INPUT DATA
□ □ □

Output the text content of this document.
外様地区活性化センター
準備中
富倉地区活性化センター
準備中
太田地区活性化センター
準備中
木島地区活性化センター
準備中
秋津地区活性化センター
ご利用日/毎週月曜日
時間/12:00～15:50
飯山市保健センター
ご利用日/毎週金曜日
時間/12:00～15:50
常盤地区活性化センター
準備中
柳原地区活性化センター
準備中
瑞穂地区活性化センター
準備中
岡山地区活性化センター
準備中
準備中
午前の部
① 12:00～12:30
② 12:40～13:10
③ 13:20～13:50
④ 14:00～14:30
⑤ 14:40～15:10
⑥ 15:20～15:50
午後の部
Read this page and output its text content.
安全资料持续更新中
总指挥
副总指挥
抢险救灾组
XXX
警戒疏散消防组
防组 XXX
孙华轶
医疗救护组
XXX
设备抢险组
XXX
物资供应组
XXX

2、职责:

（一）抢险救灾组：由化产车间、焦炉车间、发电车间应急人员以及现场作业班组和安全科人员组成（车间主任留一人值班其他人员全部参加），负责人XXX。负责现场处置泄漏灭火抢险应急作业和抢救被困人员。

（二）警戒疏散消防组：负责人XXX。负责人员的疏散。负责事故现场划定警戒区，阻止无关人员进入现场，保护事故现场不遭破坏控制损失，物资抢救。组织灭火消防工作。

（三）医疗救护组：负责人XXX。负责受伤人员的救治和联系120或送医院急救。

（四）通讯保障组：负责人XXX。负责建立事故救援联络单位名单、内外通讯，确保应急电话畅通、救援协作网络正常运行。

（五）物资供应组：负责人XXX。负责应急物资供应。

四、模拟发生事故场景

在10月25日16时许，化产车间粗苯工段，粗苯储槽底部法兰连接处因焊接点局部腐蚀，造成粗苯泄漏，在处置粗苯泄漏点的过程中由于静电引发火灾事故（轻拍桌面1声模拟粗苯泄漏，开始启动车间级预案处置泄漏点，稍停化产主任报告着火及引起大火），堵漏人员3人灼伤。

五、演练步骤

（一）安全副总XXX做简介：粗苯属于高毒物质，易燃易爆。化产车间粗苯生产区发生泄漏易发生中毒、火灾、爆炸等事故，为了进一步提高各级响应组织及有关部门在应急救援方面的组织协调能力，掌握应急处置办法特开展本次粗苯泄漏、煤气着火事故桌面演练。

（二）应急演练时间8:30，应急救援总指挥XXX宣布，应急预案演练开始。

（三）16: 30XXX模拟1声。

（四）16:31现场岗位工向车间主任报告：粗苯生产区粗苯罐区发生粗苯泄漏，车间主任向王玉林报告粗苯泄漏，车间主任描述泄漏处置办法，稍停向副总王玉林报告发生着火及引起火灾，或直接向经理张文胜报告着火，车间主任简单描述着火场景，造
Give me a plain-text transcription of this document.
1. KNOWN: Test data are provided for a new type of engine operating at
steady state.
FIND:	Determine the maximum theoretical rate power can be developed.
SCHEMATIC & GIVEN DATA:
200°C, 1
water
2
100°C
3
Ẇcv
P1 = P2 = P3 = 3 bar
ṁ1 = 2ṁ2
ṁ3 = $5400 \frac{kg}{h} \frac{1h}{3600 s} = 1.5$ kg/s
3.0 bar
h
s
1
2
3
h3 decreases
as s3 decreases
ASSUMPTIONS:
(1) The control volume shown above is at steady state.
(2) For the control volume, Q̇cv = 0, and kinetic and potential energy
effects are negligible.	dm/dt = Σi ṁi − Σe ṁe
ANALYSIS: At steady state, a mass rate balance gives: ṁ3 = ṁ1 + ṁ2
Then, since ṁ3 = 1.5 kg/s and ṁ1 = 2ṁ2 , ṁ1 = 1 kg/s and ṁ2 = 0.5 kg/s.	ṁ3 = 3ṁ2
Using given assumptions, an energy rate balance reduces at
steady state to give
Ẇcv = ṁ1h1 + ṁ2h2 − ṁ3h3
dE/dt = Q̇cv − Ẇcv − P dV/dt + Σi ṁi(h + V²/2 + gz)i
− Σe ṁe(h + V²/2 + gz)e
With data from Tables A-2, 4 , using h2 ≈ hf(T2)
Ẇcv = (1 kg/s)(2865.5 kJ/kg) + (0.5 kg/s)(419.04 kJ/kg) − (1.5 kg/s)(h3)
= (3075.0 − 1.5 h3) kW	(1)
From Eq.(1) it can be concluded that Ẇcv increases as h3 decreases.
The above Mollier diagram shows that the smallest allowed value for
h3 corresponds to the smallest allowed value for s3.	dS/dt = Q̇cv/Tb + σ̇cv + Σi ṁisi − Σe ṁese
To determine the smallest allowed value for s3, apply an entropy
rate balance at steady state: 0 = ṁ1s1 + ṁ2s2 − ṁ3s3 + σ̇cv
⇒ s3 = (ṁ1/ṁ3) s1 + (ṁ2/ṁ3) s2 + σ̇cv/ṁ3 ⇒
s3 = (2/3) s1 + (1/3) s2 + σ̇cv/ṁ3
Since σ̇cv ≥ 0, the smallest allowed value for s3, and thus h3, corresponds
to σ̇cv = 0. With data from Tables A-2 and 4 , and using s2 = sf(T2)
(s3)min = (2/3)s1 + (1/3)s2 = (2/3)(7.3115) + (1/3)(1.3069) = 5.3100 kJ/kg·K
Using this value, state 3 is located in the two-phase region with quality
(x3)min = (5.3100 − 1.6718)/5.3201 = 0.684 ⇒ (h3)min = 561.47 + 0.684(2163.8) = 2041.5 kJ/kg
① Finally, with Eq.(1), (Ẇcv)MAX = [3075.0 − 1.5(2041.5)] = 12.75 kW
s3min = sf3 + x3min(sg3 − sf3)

□ □ □

AIM OF THE EXERCISE
Scan the material above. Copy each line that holds the word "content".

FINAL RESULT
Output the text content of this document.
Read this page and output its text content.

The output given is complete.